──────── GIVEN DATA

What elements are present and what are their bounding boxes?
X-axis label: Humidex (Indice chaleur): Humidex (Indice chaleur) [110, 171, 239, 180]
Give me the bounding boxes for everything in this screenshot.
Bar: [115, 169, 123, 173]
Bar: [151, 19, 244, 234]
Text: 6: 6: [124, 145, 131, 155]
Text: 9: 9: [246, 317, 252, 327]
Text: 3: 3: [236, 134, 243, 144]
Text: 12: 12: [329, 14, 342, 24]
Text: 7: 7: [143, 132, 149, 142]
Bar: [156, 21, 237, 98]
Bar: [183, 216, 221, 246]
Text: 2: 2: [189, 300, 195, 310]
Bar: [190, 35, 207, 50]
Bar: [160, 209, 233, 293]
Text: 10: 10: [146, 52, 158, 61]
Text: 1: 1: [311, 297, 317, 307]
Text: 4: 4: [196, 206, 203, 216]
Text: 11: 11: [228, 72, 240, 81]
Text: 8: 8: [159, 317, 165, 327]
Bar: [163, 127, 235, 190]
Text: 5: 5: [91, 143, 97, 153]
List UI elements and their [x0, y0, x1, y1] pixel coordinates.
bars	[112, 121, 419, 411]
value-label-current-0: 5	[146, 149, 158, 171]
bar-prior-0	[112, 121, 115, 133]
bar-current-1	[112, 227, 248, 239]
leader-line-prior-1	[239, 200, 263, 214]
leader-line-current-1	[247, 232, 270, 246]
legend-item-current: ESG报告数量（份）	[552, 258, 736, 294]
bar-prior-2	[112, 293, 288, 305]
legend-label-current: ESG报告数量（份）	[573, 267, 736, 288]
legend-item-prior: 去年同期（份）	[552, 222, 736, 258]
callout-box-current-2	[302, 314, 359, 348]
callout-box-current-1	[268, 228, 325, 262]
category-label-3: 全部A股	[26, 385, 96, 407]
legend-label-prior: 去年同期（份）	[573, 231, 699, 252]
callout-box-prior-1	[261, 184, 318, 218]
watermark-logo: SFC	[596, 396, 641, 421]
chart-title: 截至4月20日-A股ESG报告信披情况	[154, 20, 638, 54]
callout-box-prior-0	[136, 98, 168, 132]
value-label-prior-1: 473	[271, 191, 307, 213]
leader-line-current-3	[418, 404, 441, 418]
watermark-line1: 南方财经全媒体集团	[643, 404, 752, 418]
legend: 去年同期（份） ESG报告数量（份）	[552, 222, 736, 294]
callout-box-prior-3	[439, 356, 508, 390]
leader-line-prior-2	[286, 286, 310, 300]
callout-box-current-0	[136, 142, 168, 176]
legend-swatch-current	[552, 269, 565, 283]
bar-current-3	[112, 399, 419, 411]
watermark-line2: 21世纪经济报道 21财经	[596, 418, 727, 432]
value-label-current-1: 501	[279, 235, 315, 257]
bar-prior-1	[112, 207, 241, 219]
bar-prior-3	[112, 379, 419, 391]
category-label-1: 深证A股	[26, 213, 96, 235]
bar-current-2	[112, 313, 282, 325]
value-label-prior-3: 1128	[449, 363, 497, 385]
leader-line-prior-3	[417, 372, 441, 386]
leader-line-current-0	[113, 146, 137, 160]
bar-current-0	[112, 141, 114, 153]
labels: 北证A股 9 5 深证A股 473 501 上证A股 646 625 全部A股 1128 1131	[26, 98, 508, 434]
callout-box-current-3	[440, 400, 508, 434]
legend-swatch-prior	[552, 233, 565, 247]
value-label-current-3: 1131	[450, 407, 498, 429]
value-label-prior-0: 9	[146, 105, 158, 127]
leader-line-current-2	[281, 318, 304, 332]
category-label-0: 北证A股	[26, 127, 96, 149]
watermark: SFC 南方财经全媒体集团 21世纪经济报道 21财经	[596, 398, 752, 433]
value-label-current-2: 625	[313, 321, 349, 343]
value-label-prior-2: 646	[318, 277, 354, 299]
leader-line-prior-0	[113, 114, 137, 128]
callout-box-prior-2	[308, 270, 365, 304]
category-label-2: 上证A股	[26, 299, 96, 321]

────────────────
──────── GIVEN DATA

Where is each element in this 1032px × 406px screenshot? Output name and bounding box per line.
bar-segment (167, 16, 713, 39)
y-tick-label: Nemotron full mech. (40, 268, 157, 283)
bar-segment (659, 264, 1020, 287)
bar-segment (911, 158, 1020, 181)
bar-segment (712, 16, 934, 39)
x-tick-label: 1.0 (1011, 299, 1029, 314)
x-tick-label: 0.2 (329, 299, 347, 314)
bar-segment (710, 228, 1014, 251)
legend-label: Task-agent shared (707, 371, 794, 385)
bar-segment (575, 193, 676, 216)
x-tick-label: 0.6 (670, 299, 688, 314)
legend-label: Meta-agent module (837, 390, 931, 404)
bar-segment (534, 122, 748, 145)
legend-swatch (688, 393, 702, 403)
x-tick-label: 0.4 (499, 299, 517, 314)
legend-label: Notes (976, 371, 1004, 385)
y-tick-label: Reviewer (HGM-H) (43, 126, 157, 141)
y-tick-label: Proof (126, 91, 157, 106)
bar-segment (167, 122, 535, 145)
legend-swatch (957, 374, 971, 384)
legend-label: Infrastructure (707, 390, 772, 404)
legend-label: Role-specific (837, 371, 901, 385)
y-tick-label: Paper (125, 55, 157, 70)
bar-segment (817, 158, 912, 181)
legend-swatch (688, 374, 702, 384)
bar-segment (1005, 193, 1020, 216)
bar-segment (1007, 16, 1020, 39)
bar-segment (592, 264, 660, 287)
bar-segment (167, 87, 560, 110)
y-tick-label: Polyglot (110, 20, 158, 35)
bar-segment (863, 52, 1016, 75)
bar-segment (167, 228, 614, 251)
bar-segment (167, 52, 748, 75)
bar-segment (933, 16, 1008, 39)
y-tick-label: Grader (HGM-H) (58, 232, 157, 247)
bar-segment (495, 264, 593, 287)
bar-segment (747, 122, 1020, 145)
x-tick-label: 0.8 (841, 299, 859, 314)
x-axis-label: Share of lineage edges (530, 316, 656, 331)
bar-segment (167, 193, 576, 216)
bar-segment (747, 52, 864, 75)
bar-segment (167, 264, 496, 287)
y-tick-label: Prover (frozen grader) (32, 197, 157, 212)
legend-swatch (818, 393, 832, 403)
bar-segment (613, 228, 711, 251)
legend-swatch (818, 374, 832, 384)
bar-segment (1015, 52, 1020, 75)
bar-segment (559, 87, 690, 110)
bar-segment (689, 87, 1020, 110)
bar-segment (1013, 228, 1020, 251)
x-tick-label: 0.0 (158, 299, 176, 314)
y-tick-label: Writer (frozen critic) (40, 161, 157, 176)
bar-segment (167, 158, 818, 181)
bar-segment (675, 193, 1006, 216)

────────────────
──────── GIVEN DATA

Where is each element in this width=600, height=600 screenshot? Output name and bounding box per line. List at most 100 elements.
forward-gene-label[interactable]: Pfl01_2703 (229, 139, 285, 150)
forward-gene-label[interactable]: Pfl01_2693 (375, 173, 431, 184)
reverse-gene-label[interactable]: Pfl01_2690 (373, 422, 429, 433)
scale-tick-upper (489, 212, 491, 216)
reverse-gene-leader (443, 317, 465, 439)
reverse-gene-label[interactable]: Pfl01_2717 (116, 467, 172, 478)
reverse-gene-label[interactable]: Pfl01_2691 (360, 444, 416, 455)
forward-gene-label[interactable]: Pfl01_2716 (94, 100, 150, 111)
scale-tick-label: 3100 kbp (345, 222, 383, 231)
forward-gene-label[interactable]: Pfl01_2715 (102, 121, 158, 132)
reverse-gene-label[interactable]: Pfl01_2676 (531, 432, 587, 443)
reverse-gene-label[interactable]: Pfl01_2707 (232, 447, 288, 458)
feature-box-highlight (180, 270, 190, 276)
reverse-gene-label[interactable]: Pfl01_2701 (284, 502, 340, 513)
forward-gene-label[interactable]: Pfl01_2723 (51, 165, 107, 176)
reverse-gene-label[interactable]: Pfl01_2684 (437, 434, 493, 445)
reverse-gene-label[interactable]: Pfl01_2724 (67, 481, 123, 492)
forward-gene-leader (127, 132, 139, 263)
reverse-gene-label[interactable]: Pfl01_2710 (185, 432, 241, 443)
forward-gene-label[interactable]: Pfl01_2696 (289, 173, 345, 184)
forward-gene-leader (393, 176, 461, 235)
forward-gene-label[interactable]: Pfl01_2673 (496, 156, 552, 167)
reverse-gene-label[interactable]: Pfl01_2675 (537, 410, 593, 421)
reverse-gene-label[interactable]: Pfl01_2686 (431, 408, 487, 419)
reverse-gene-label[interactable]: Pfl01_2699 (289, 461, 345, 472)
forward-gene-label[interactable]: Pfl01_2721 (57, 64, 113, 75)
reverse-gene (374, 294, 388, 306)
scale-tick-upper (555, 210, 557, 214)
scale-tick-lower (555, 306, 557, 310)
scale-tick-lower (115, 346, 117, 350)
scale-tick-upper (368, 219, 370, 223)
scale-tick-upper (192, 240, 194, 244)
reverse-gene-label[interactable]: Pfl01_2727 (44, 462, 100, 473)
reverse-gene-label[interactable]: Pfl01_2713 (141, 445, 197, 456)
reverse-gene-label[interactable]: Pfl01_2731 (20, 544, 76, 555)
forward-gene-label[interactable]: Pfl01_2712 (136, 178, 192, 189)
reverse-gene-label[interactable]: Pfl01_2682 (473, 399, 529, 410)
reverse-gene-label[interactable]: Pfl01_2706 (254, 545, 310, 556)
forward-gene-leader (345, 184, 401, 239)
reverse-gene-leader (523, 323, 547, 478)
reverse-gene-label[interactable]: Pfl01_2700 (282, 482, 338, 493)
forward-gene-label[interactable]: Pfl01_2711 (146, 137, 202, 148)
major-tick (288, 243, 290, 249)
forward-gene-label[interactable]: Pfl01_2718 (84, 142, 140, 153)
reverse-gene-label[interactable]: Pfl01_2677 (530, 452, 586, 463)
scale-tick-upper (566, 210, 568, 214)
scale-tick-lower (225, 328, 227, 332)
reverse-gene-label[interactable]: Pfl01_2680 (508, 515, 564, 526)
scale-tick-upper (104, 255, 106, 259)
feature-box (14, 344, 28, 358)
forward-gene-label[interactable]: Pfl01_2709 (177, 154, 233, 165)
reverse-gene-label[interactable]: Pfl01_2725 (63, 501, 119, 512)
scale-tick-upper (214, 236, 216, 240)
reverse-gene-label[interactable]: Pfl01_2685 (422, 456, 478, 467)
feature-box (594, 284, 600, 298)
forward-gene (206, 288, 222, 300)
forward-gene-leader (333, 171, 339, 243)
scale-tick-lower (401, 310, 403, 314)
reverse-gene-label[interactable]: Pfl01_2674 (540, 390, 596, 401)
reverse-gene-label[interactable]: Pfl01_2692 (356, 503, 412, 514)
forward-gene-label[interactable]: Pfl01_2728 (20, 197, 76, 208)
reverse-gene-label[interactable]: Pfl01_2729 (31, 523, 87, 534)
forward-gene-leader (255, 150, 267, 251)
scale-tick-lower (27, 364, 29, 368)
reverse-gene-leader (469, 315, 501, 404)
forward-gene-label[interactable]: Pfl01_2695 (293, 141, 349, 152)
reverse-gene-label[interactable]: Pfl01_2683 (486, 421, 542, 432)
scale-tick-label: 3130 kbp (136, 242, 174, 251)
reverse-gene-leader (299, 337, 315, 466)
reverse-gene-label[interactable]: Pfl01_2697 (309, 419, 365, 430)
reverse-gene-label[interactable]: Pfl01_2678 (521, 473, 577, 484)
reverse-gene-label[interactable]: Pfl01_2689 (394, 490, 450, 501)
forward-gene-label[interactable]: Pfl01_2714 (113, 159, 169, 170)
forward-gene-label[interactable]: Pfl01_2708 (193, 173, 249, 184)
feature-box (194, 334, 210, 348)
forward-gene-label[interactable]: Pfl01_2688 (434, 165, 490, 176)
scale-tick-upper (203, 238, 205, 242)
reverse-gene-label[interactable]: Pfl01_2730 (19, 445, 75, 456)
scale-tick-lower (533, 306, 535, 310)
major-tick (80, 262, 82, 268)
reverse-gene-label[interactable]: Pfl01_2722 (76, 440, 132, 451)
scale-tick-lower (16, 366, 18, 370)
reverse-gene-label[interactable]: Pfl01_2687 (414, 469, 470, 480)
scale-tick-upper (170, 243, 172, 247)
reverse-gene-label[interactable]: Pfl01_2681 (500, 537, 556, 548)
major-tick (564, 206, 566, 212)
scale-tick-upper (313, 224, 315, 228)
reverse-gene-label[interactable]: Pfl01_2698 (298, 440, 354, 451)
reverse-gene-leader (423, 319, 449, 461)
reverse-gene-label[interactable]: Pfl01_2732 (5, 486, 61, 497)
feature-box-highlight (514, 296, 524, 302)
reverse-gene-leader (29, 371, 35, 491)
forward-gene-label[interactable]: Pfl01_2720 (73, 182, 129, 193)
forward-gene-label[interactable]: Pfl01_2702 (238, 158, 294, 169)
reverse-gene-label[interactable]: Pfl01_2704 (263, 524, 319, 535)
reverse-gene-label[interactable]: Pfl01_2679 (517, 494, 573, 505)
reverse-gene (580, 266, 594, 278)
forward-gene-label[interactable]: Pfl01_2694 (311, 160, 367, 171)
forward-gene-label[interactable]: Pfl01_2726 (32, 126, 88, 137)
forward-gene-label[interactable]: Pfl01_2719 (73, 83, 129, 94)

────────────────

TASK TO CARRY OUT: Reproduce, word for word, the lines of the material from the one containing "Where is each element in this 1032px" through the one containing "x-tick-label: 0.2 (329, 299, 347, 314)", inclusive.

CORRECT RESULT:
Where is each element in this 1032px × 406px screenshot? Output name and bounding box per line.
bar-segment (167, 16, 713, 39)
y-tick-label: Nemotron full mech. (40, 268, 157, 283)
bar-segment (659, 264, 1020, 287)
bar-segment (911, 158, 1020, 181)
bar-segment (712, 16, 934, 39)
x-tick-label: 1.0 (1011, 299, 1029, 314)
x-tick-label: 0.2 (329, 299, 347, 314)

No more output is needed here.